Exercise prompt: Copy the lines below verbatim, leaving out the picture.

Data excerpts:
/---
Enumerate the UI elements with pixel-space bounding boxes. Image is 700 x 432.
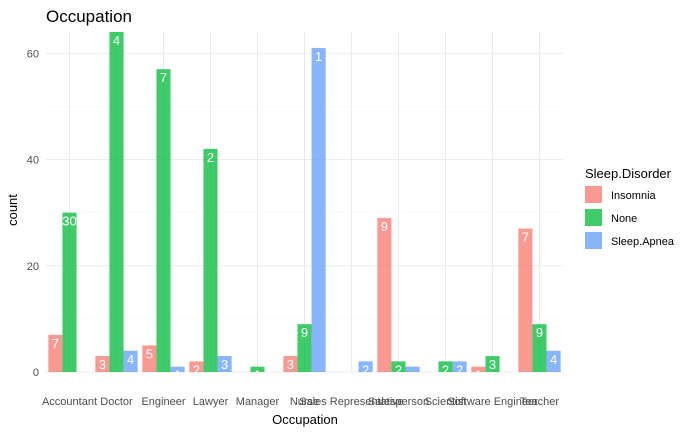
y-tick-label: 60 xyxy=(27,48,39,60)
legend-key-sleep-apnea xyxy=(585,232,602,249)
y-tick-label: 0 xyxy=(33,367,39,379)
data-label: 30 xyxy=(62,214,76,229)
bar-none xyxy=(109,32,124,372)
data-label: 4 xyxy=(550,352,557,367)
bar-none xyxy=(297,324,312,372)
x-tick-label: Scientist xyxy=(425,396,467,408)
bar-sleep-apnea xyxy=(311,47,326,372)
bar-insomnia xyxy=(95,356,110,372)
bar-sleep-apnea xyxy=(546,350,561,372)
x-tick-label: Manager xyxy=(236,396,280,408)
bar-sleep-apnea xyxy=(123,350,138,372)
data-label: 5 xyxy=(146,346,153,361)
bar-none xyxy=(156,69,171,372)
data-label: 3 xyxy=(221,357,228,372)
data-label: 7 xyxy=(160,70,167,85)
x-tick-label: Doctor xyxy=(100,396,133,408)
legend-label: None xyxy=(611,213,637,225)
bar-none xyxy=(438,361,453,372)
data-label: 9 xyxy=(301,325,308,340)
legend-label: Sleep.Apnea xyxy=(611,236,675,248)
bar-insomnia xyxy=(48,334,63,372)
data-label: 1 xyxy=(254,368,261,383)
legend-label: Insomnia xyxy=(611,190,657,202)
bar-insomnia xyxy=(518,228,533,372)
legend: Sleep.Disorder Insomnia None Sleep.Apnea xyxy=(585,166,675,249)
data-label: 2 xyxy=(362,362,369,377)
bar-none xyxy=(62,212,77,372)
x-tick-label: Lawyer xyxy=(193,396,229,408)
x-axis: Accountant Doctor Engineer Lawyer Manager Nur… xyxy=(42,396,559,408)
legend-key-none xyxy=(585,209,602,226)
data-label: 4 xyxy=(127,352,134,367)
bars xyxy=(48,32,561,372)
bar-sleep-apnea xyxy=(217,356,232,372)
chart-title: Occupation xyxy=(46,7,132,26)
data-label: 1 xyxy=(475,368,482,383)
x-tick-label: Teacher xyxy=(520,396,559,408)
data-label: 3 xyxy=(99,357,106,372)
bar-insomnia xyxy=(189,361,204,372)
y-tick-label: 20 xyxy=(27,261,39,273)
bar-insomnia xyxy=(471,366,486,372)
legend-key-insomnia xyxy=(585,186,602,203)
y-axis: 0 20 40 60 xyxy=(27,48,39,379)
bar-none xyxy=(485,356,500,372)
data-label: 2 xyxy=(207,150,214,165)
bar-sleep-apnea xyxy=(170,366,185,372)
data-label: 9 xyxy=(381,219,388,234)
bar-sleep-apnea xyxy=(452,361,467,372)
y-axis-title: count xyxy=(5,194,20,226)
x-tick-label: Engineer xyxy=(141,396,185,408)
data-label: 2 xyxy=(193,362,200,377)
data-label: 2 xyxy=(456,362,463,377)
data-label: 3 xyxy=(489,357,496,372)
data-label: 2 xyxy=(442,362,449,377)
grid xyxy=(46,32,563,373)
x-tick-label: Nurse xyxy=(290,396,319,408)
x-tick-label: Accountant xyxy=(42,396,97,408)
data-label: 9 xyxy=(536,325,543,340)
bar-none xyxy=(203,148,218,372)
bar-sleep-apnea xyxy=(405,366,420,372)
bar-sleep-apnea xyxy=(358,361,373,372)
x-tick-label: Sales Representative xyxy=(299,396,404,408)
bar-insomnia xyxy=(283,356,298,372)
x-tick-label: Salesperson xyxy=(368,396,429,408)
bar-none xyxy=(391,361,406,372)
x-tick-label: Software Engineer xyxy=(447,396,538,408)
bar-none xyxy=(532,324,547,372)
data-label: 1 xyxy=(315,49,322,64)
data-label: 2 xyxy=(395,362,402,377)
bar-insomnia xyxy=(142,345,157,372)
bar-insomnia xyxy=(377,217,392,372)
y-tick-label: 40 xyxy=(27,155,39,167)
data-label: 1 xyxy=(174,368,181,383)
bar-none xyxy=(250,366,265,372)
data-label: 7 xyxy=(522,230,529,245)
data-label: 3 xyxy=(287,357,294,372)
data-label: 7 xyxy=(52,336,59,351)
legend-title: Sleep.Disorder xyxy=(585,166,672,181)
data-label: 4 xyxy=(113,33,120,48)
x-axis-title: Occupation xyxy=(272,412,338,427)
\---
Exercise response:
Enumerate the UI elements with pixel-space bounding boxes. Image is 700 x 432.
y-tick-label: 60 xyxy=(27,48,39,60)
legend-key-sleep-apnea xyxy=(585,232,602,249)
y-tick-label: 0 xyxy=(33,367,39,379)
data-label: 30 xyxy=(62,214,76,229)
bar-none xyxy=(109,32,124,372)
data-label: 4 xyxy=(550,352,557,367)
bar-none xyxy=(297,324,312,372)
x-tick-label: Scientist xyxy=(425,396,467,408)
bar-sleep-apnea xyxy=(311,47,326,372)
bar-insomnia xyxy=(95,356,110,372)
bar-sleep-apnea xyxy=(546,350,561,372)
x-tick-label: Manager xyxy=(236,396,280,408)
bar-sleep-apnea xyxy=(123,350,138,372)
data-label: 5 xyxy=(146,346,153,361)
bar-none xyxy=(156,69,171,372)
data-label: 3 xyxy=(221,357,228,372)
data-label: 7 xyxy=(160,70,167,85)
x-tick-label: Doctor xyxy=(100,396,133,408)
legend-label: None xyxy=(611,213,637,225)
bar-none xyxy=(438,361,453,372)
data-label: 9 xyxy=(301,325,308,340)
legend-label: Sleep.Apnea xyxy=(611,236,675,248)
bar-insomnia xyxy=(48,334,63,372)
data-label: 1 xyxy=(254,368,261,383)
legend-label: Insomnia xyxy=(611,190,657,202)
bar-insomnia xyxy=(518,228,533,372)
legend: Sleep.Disorder Insomnia None Sleep.Apnea xyxy=(585,166,675,249)
data-label: 2 xyxy=(362,362,369,377)
bar-none xyxy=(62,212,77,372)
x-tick-label: Lawyer xyxy=(193,396,229,408)
x-axis: Accountant Doctor Engineer Lawyer Manager Nur… xyxy=(42,396,559,408)
legend-key-none xyxy=(585,209,602,226)
data-label: 4 xyxy=(127,352,134,367)
bars xyxy=(48,32,561,372)
bar-sleep-apnea xyxy=(217,356,232,372)
chart-title: Occupation xyxy=(46,7,132,26)
data-label: 1 xyxy=(475,368,482,383)
x-tick-label: Teacher xyxy=(520,396,559,408)
data-label: 3 xyxy=(99,357,106,372)
bar-insomnia xyxy=(189,361,204,372)
y-tick-label: 20 xyxy=(27,261,39,273)
bar-insomnia xyxy=(471,366,486,372)
legend-key-insomnia xyxy=(585,186,602,203)
y-axis: 0 20 40 60 xyxy=(27,48,39,379)
bar-none xyxy=(485,356,500,372)
data-label: 2 xyxy=(207,150,214,165)
bar-sleep-apnea xyxy=(170,366,185,372)
data-label: 9 xyxy=(381,219,388,234)
bar-sleep-apnea xyxy=(452,361,467,372)
y-axis-title: count xyxy=(5,194,20,226)
x-tick-label: Engineer xyxy=(141,396,185,408)
data-label: 2 xyxy=(193,362,200,377)
data-label: 2 xyxy=(456,362,463,377)
data-label: 3 xyxy=(489,357,496,372)
data-label: 2 xyxy=(442,362,449,377)
grid xyxy=(46,32,563,373)
x-tick-label: Nurse xyxy=(290,396,319,408)
x-tick-label: Accountant xyxy=(42,396,97,408)
data-label: 9 xyxy=(536,325,543,340)
bar-none xyxy=(203,148,218,372)
bar-sleep-apnea xyxy=(405,366,420,372)
bar-sleep-apnea xyxy=(358,361,373,372)
x-tick-label: Sales Representative xyxy=(299,396,404,408)
bar-insomnia xyxy=(283,356,298,372)
x-tick-label: Salesperson xyxy=(368,396,429,408)
bar-none xyxy=(391,361,406,372)
x-tick-label: Software Engineer xyxy=(447,396,538,408)
bar-none xyxy=(532,324,547,372)
data-label: 1 xyxy=(315,49,322,64)
data-label: 2 xyxy=(395,362,402,377)
bar-insomnia xyxy=(142,345,157,372)
bar-insomnia xyxy=(377,217,392,372)
y-tick-label: 40 xyxy=(27,155,39,167)
data-label: 1 xyxy=(174,368,181,383)
bar-none xyxy=(250,366,265,372)
data-label: 7 xyxy=(522,230,529,245)
data-label: 3 xyxy=(287,357,294,372)
data-label: 7 xyxy=(52,336,59,351)
legend-title: Sleep.Disorder xyxy=(585,166,672,181)
data-label: 4 xyxy=(113,33,120,48)
x-axis-title: Occupation xyxy=(272,412,338,427)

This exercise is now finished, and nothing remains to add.